(Collected data entries)

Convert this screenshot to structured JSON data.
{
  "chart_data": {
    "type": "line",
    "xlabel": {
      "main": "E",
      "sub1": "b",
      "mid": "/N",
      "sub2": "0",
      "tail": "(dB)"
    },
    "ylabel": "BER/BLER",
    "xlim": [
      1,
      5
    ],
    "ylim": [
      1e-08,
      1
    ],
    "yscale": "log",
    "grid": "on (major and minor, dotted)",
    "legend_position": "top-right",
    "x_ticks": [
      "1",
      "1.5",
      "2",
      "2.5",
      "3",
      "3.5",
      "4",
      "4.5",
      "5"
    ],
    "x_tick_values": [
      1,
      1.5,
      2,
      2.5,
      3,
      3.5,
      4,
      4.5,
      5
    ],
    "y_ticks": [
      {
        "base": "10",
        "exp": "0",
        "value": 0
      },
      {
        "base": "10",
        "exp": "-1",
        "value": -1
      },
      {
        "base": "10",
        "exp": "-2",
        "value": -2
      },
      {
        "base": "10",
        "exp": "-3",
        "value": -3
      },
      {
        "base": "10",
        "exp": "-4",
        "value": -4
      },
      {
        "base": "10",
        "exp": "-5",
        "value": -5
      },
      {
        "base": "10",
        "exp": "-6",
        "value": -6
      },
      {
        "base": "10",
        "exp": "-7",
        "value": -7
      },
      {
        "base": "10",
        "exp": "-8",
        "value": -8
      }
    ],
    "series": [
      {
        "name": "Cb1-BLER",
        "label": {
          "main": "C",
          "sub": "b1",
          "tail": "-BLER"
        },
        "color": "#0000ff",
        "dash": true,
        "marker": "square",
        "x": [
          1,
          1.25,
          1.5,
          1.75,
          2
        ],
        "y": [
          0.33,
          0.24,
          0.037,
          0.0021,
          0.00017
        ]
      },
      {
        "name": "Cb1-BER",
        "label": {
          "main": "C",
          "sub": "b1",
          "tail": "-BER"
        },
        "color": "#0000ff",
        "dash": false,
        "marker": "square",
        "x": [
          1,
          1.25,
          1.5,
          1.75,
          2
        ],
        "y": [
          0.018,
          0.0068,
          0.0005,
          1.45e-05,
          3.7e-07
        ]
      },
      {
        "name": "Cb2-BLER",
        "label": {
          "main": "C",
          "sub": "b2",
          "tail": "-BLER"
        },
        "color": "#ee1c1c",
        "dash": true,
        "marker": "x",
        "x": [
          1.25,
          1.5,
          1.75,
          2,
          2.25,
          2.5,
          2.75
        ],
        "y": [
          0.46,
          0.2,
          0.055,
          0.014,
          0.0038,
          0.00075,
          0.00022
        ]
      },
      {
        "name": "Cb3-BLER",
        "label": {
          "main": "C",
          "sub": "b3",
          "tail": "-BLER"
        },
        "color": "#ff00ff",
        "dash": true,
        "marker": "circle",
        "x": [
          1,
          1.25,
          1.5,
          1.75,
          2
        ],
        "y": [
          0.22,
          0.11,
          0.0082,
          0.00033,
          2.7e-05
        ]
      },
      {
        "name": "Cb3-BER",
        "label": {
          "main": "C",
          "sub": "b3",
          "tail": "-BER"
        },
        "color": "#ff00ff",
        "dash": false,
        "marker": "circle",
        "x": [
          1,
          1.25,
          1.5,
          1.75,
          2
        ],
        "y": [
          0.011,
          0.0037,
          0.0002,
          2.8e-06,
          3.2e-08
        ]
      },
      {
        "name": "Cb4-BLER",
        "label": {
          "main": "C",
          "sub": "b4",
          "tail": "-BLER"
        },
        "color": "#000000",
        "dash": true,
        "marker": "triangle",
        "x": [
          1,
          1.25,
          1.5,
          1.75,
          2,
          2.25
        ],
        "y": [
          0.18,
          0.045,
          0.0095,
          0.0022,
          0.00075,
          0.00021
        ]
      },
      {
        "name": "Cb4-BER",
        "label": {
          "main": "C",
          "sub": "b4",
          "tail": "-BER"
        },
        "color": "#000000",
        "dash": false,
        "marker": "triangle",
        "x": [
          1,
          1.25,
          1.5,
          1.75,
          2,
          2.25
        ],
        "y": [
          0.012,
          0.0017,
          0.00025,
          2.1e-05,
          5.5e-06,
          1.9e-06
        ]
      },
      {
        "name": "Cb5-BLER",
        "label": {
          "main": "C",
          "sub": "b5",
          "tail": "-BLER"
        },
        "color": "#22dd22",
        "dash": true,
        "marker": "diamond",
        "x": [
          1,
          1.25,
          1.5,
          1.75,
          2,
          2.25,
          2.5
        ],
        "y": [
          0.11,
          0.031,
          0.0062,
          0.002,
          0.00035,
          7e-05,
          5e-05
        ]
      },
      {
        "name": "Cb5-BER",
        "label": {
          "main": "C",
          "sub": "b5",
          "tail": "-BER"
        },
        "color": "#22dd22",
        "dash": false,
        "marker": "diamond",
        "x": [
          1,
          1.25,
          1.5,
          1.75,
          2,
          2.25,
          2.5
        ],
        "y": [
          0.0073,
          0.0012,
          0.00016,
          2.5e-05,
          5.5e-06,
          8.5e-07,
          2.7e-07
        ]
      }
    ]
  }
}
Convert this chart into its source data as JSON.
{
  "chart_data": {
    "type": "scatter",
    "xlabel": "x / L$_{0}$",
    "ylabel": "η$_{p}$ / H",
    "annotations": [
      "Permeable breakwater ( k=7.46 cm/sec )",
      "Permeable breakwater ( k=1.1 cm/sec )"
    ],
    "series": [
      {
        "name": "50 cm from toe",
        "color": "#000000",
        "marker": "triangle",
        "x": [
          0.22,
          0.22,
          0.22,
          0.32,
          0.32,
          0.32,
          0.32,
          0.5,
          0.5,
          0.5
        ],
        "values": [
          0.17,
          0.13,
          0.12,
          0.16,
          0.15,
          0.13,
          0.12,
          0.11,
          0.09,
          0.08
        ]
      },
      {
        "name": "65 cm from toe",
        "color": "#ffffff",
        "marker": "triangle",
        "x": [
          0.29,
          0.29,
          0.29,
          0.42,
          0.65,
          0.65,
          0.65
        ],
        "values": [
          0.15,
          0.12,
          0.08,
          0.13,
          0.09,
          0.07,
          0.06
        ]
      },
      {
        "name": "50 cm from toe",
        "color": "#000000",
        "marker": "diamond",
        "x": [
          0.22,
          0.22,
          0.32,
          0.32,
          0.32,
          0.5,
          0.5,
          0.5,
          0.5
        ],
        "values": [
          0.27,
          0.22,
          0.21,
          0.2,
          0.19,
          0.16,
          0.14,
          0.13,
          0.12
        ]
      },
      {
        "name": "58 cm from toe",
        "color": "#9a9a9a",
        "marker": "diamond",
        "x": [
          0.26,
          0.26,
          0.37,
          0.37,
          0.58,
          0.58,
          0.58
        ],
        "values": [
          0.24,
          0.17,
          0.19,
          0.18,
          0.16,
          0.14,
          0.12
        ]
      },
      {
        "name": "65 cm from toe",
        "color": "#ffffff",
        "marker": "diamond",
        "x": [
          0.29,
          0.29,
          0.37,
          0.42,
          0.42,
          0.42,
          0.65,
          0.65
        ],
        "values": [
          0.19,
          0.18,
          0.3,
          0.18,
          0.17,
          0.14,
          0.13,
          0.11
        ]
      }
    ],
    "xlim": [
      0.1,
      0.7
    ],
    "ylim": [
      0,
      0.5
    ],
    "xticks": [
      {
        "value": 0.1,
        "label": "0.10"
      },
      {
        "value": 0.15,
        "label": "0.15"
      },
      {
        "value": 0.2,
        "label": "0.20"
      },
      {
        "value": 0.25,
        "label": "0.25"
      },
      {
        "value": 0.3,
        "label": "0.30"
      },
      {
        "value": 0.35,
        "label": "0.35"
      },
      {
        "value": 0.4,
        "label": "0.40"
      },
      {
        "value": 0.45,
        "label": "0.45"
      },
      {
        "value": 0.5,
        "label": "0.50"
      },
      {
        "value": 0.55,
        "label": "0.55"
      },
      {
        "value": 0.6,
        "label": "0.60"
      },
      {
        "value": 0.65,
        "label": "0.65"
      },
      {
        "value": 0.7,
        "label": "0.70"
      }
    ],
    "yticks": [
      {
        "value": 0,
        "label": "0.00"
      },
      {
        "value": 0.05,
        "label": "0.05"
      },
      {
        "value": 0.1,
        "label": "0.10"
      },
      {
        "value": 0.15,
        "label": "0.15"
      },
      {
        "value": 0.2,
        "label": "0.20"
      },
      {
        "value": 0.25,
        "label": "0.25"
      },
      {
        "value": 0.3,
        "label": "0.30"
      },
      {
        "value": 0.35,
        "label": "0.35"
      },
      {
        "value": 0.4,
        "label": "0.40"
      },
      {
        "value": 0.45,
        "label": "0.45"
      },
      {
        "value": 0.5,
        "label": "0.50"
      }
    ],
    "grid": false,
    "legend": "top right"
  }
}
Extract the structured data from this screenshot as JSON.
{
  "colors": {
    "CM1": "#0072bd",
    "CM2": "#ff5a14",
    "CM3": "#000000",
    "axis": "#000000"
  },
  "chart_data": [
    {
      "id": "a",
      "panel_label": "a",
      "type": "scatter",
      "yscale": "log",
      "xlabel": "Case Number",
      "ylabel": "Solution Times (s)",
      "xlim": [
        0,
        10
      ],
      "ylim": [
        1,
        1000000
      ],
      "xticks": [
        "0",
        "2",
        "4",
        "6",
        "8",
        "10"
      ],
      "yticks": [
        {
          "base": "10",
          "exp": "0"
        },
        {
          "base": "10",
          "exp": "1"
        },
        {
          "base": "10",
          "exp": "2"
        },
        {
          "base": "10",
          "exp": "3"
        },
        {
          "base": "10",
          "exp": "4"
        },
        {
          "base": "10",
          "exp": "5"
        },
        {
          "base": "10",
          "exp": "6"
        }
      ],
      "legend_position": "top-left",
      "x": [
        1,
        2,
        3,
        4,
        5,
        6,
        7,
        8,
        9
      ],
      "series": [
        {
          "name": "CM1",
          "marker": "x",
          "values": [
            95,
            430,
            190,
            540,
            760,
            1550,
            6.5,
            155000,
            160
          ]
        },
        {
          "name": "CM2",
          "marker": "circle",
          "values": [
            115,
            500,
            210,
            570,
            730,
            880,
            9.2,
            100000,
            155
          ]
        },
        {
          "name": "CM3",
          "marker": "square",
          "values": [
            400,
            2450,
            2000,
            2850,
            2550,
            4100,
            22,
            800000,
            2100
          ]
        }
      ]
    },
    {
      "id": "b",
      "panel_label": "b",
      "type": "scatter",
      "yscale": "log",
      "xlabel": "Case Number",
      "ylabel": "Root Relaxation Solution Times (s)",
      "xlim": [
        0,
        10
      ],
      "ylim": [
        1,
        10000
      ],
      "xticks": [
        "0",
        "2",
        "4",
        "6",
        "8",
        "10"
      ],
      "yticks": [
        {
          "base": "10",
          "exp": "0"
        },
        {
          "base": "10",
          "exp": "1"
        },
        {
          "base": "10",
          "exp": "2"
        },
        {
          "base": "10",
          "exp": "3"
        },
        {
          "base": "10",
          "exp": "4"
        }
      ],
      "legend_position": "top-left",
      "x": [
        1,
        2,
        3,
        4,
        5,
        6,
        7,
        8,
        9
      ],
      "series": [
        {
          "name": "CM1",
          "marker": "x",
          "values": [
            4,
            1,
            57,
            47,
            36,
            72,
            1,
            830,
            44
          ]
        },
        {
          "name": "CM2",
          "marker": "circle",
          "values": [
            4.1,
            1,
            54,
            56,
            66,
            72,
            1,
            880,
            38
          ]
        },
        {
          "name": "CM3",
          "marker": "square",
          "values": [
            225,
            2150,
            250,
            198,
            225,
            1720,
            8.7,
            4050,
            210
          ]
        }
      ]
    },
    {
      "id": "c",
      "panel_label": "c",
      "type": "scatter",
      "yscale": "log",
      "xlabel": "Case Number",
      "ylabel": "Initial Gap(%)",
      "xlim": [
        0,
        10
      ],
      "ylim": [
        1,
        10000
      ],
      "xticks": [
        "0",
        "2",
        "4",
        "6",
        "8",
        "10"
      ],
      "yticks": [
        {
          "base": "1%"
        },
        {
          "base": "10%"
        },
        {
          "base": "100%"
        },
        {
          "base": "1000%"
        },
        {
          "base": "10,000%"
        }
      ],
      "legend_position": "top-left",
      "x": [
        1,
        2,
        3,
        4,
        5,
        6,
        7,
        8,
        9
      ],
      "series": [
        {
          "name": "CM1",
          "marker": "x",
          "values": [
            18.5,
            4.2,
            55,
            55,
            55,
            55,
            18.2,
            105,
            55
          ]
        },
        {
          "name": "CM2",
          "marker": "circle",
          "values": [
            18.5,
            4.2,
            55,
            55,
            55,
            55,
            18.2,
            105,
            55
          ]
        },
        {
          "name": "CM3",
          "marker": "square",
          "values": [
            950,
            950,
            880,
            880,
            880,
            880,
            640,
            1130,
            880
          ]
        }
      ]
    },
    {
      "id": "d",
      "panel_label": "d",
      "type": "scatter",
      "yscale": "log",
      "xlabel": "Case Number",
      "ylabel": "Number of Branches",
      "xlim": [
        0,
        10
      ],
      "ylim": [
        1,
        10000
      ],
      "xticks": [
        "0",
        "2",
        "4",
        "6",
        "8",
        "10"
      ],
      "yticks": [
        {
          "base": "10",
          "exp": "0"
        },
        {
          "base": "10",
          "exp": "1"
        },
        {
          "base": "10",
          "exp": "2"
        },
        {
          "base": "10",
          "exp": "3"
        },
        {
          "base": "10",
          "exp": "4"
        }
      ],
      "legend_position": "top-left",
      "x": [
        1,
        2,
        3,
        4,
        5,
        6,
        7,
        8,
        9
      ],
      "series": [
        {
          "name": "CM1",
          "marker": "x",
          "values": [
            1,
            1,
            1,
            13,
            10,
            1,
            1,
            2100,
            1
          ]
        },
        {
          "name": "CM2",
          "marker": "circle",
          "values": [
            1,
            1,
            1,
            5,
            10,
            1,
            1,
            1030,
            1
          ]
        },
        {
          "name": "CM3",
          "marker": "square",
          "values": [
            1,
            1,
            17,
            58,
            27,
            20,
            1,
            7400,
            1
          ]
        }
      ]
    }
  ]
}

**What to do**
Copy each line of the listing that holds the word "ylabel".

**Solution for this exercise**
    "ylabel": "BER/BLER",
    "ylabel": "η$_{p}$ / H",
      "ylabel": "Solution Times (s)",
      "ylabel": "Root Relaxation Solution Times (s)",
      "ylabel": "Initial Gap(%)",
      "ylabel": "Number of Branches",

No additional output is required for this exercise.